Stored items from a collection:

* * * * * * * * *

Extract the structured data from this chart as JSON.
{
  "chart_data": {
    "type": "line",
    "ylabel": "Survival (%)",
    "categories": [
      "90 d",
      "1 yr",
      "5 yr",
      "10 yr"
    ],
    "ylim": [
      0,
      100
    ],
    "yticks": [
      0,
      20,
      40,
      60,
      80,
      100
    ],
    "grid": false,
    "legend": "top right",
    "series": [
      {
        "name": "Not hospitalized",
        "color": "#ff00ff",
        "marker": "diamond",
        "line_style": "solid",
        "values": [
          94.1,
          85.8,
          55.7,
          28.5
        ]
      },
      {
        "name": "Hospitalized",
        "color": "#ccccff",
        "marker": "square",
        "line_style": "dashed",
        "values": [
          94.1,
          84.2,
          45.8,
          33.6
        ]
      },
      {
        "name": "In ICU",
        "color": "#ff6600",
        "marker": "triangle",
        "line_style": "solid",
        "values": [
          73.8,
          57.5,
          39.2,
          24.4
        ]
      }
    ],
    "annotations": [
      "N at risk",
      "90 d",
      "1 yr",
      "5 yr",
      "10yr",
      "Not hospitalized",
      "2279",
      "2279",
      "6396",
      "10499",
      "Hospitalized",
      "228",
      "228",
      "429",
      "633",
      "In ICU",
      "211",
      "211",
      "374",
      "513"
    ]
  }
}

* * * * * * * * *

What to do :: Output all of the data again. Match it exactly.

Answer for this exercise ::
Extract the structured data from this chart as JSON.
{
  "chart_data": {
    "type": "line",
    "ylabel": "Survival (%)",
    "categories": [
      "90 d",
      "1 yr",
      "5 yr",
      "10 yr"
    ],
    "ylim": [
      0,
      100
    ],
    "yticks": [
      0,
      20,
      40,
      60,
      80,
      100
    ],
    "grid": false,
    "legend": "top right",
    "series": [
      {
        "name": "Not hospitalized",
        "color": "#ff00ff",
        "marker": "diamond",
        "line_style": "solid",
        "values": [
          94.1,
          85.8,
          55.7,
          28.5
        ]
      },
      {
        "name": "Hospitalized",
        "color": "#ccccff",
        "marker": "square",
        "line_style": "dashed",
        "values": [
          94.1,
          84.2,
          45.8,
          33.6
        ]
      },
      {
        "name": "In ICU",
        "color": "#ff6600",
        "marker": "triangle",
        "line_style": "solid",
        "values": [
          73.8,
          57.5,
          39.2,
          24.4
        ]
      }
    ],
    "annotations": [
      "N at risk",
      "90 d",
      "1 yr",
      "5 yr",
      "10yr",
      "Not hospitalized",
      "2279",
      "2279",
      "6396",
      "10499",
      "Hospitalized",
      "228",
      "228",
      "429",
      "633",
      "In ICU",
      "211",
      "211",
      "374",
      "513"
    ]
  }
}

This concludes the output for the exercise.